■ Short problem
State the number of lines that hold the string "לרשום", with nothing added.

■ Records to process

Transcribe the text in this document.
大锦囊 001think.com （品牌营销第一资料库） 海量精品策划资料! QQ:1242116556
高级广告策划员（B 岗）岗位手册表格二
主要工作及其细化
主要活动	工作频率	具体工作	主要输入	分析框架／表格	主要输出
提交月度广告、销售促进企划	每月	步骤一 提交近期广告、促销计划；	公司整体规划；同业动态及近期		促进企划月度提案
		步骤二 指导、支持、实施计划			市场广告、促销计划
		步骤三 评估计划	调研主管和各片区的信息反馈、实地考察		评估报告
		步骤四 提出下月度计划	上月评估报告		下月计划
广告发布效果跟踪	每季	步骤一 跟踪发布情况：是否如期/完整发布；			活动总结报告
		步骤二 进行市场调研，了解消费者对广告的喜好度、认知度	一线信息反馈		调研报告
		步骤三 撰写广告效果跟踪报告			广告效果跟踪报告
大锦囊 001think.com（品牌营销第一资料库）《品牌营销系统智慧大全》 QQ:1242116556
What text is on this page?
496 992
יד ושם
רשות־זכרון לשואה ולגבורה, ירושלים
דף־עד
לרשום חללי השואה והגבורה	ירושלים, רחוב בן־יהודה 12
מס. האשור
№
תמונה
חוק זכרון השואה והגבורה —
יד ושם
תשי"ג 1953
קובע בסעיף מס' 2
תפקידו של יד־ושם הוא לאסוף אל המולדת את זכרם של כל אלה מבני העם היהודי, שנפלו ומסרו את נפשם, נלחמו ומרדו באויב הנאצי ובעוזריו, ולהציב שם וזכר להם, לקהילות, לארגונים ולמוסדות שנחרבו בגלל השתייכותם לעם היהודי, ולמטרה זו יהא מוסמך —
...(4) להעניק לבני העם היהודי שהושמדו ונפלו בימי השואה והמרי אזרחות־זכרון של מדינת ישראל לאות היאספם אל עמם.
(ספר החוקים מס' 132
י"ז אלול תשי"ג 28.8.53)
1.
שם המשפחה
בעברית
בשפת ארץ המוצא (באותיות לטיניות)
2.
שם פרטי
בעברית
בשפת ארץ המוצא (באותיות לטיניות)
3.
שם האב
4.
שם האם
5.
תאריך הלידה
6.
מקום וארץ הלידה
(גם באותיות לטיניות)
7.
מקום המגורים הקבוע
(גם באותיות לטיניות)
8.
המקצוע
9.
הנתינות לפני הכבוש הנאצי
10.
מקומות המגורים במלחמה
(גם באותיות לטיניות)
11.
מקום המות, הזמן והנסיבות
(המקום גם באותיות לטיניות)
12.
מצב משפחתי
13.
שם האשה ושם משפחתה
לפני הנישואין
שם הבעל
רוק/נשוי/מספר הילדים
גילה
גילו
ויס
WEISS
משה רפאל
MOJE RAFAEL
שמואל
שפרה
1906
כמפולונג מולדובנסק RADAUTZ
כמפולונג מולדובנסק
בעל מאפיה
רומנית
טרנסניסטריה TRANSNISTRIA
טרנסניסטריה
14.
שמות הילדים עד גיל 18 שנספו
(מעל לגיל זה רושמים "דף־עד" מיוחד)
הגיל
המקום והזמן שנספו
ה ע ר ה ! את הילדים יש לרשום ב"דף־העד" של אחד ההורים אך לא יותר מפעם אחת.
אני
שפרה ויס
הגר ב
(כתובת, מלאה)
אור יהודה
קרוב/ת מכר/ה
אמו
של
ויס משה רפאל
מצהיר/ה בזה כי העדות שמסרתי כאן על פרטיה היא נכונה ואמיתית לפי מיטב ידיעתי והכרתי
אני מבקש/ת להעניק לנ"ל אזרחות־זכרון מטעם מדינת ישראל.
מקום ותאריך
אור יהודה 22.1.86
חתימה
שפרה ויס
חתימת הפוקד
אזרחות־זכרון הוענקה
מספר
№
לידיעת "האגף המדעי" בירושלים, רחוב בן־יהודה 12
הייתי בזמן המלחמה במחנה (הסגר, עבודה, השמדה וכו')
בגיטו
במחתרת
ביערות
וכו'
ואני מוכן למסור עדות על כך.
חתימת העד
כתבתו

■ Result of this task
2